Required task
Go through the entries below and count the lines holding the word "title". Reply with only the number, please.

[Records that describe figures]

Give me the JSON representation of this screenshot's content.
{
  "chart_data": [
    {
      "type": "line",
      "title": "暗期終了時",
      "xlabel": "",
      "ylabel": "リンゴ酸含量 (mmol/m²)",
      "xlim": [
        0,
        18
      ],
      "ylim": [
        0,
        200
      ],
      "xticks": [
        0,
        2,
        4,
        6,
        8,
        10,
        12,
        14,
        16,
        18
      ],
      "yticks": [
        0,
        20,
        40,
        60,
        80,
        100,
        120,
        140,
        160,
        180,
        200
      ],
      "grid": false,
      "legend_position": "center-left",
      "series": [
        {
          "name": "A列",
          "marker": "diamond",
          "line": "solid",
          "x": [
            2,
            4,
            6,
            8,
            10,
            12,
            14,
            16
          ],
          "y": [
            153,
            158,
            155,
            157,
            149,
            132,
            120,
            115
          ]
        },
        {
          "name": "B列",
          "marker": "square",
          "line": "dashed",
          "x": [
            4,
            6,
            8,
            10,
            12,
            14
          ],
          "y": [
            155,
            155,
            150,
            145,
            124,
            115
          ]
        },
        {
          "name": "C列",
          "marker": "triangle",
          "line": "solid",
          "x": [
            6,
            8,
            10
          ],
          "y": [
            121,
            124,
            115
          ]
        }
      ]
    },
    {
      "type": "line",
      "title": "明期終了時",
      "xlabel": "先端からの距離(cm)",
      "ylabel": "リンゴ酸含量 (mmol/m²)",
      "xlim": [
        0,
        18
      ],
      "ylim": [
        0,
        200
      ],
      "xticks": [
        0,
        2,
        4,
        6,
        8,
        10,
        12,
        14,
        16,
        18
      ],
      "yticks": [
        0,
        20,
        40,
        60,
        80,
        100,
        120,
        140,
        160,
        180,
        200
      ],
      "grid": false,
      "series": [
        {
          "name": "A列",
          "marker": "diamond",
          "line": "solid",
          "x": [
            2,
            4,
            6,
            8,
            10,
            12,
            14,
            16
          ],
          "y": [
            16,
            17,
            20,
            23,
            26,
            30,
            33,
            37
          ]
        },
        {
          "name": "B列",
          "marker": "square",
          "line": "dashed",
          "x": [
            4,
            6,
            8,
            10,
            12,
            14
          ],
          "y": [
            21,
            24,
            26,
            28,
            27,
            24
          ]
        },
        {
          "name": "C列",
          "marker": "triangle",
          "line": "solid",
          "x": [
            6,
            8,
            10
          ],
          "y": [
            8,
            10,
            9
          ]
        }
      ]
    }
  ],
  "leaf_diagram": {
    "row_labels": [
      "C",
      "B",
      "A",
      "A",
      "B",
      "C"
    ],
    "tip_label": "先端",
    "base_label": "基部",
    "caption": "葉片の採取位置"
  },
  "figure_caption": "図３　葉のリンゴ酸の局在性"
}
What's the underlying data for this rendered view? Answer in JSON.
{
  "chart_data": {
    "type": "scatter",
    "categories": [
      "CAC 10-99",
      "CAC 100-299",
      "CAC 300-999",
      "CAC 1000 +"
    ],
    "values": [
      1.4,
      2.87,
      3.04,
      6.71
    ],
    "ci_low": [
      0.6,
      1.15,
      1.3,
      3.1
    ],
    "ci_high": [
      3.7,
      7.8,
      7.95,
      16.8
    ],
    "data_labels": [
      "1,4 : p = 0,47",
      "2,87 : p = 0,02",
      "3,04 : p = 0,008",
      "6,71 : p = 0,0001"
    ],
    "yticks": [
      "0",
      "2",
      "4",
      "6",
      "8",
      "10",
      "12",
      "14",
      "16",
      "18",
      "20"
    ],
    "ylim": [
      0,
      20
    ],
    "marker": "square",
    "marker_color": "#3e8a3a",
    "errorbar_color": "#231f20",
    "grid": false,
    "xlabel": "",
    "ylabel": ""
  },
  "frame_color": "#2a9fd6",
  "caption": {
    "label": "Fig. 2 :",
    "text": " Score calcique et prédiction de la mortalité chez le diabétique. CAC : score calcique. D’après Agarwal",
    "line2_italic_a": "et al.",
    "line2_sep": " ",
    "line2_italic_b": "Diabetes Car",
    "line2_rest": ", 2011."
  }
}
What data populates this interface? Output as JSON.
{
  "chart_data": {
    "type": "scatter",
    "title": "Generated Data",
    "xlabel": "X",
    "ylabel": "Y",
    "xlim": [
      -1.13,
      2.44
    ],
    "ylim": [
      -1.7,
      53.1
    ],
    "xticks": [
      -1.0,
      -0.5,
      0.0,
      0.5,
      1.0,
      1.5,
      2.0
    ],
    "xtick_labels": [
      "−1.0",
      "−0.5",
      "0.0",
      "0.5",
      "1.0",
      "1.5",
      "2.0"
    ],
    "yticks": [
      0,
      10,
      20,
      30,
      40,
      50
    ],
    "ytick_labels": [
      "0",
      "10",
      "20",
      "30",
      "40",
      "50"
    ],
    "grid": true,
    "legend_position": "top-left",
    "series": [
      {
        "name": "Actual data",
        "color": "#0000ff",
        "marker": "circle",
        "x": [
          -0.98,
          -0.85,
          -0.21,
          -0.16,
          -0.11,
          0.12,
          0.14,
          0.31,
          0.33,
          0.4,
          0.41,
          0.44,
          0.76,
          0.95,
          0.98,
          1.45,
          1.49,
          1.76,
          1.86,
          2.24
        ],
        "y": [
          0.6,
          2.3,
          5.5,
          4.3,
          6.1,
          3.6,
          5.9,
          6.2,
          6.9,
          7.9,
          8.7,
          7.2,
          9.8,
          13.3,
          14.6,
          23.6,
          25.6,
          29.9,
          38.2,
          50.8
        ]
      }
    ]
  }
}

Result of the task
3